Extracted information:
++++++++++
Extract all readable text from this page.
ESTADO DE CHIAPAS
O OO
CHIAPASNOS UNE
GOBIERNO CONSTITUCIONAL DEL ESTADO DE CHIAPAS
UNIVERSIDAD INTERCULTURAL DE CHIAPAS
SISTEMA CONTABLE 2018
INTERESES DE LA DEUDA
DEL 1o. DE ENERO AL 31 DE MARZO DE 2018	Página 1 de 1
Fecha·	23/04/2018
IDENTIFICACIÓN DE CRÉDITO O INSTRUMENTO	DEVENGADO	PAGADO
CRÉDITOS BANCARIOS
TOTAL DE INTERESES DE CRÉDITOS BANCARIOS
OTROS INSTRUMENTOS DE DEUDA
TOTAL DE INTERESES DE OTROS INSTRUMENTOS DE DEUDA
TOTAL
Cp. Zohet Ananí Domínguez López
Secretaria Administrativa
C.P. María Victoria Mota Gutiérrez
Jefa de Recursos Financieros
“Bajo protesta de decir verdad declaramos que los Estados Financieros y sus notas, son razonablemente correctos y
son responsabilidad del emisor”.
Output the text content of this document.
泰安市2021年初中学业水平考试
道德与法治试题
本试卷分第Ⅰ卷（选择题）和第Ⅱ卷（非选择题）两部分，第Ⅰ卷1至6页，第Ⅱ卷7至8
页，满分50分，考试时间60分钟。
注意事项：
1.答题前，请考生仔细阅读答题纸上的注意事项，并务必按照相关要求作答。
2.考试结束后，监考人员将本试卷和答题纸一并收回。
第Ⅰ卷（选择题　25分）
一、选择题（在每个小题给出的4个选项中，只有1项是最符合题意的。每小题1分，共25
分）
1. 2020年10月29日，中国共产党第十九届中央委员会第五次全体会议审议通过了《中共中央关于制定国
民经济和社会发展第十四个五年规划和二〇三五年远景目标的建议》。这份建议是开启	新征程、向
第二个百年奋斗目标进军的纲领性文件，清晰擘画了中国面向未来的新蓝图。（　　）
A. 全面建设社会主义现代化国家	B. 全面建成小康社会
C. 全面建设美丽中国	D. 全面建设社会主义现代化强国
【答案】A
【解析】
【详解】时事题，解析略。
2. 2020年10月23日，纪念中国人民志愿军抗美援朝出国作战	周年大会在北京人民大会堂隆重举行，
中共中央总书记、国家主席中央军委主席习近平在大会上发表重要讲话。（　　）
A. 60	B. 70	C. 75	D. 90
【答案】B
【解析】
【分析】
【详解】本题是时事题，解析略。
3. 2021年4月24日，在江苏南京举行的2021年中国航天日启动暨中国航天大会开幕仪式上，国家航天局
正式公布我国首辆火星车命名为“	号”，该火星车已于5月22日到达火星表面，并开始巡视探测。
++++++++++
Problem description: Extract all of the material exactly as it is written.

Result of this task:
Extract all readable text from this page.
ESTADO DE CHIAPAS
O OO
CHIAPASNOS UNE
GOBIERNO CONSTITUCIONAL DEL ESTADO DE CHIAPAS
UNIVERSIDAD INTERCULTURAL DE CHIAPAS
SISTEMA CONTABLE 2018
INTERESES DE LA DEUDA
DEL 1o. DE ENERO AL 31 DE MARZO DE 2018	Página 1 de 1
Fecha·	23/04/2018
IDENTIFICACIÓN DE CRÉDITO O INSTRUMENTO	DEVENGADO	PAGADO
CRÉDITOS BANCARIOS
TOTAL DE INTERESES DE CRÉDITOS BANCARIOS
OTROS INSTRUMENTOS DE DEUDA
TOTAL DE INTERESES DE OTROS INSTRUMENTOS DE DEUDA
TOTAL
Cp. Zohet Ananí Domínguez López
Secretaria Administrativa
C.P. María Victoria Mota Gutiérrez
Jefa de Recursos Financieros
“Bajo protesta de decir verdad declaramos que los Estados Financieros y sus notas, son razonablemente correctos y
son responsabilidad del emisor”.
Output the text content of this document.
泰安市2021年初中学业水平考试
道德与法治试题
本试卷分第Ⅰ卷（选择题）和第Ⅱ卷（非选择题）两部分，第Ⅰ卷1至6页，第Ⅱ卷7至8
页，满分50分，考试时间60分钟。
注意事项：
1.答题前，请考生仔细阅读答题纸上的注意事项，并务必按照相关要求作答。
2.考试结束后，监考人员将本试卷和答题纸一并收回。
第Ⅰ卷（选择题　25分）
一、选择题（在每个小题给出的4个选项中，只有1项是最符合题意的。每小题1分，共25
分）
1. 2020年10月29日，中国共产党第十九届中央委员会第五次全体会议审议通过了《中共中央关于制定国
民经济和社会发展第十四个五年规划和二〇三五年远景目标的建议》。这份建议是开启	新征程、向
第二个百年奋斗目标进军的纲领性文件，清晰擘画了中国面向未来的新蓝图。（　　）
A. 全面建设社会主义现代化国家	B. 全面建成小康社会
C. 全面建设美丽中国	D. 全面建设社会主义现代化强国
【答案】A
【解析】
【详解】时事题，解析略。
2. 2020年10月23日，纪念中国人民志愿军抗美援朝出国作战	周年大会在北京人民大会堂隆重举行，
中共中央总书记、国家主席中央军委主席习近平在大会上发表重要讲话。（　　）
A. 60	B. 70	C. 75	D. 90
【答案】B
【解析】
【分析】
【详解】本题是时事题，解析略。
3. 2021年4月24日，在江苏南京举行的2021年中国航天日启动暨中国航天大会开幕仪式上，国家航天局
正式公布我国首辆火星车命名为“	号”，该火星车已于5月22日到达火星表面，并开始巡视探测。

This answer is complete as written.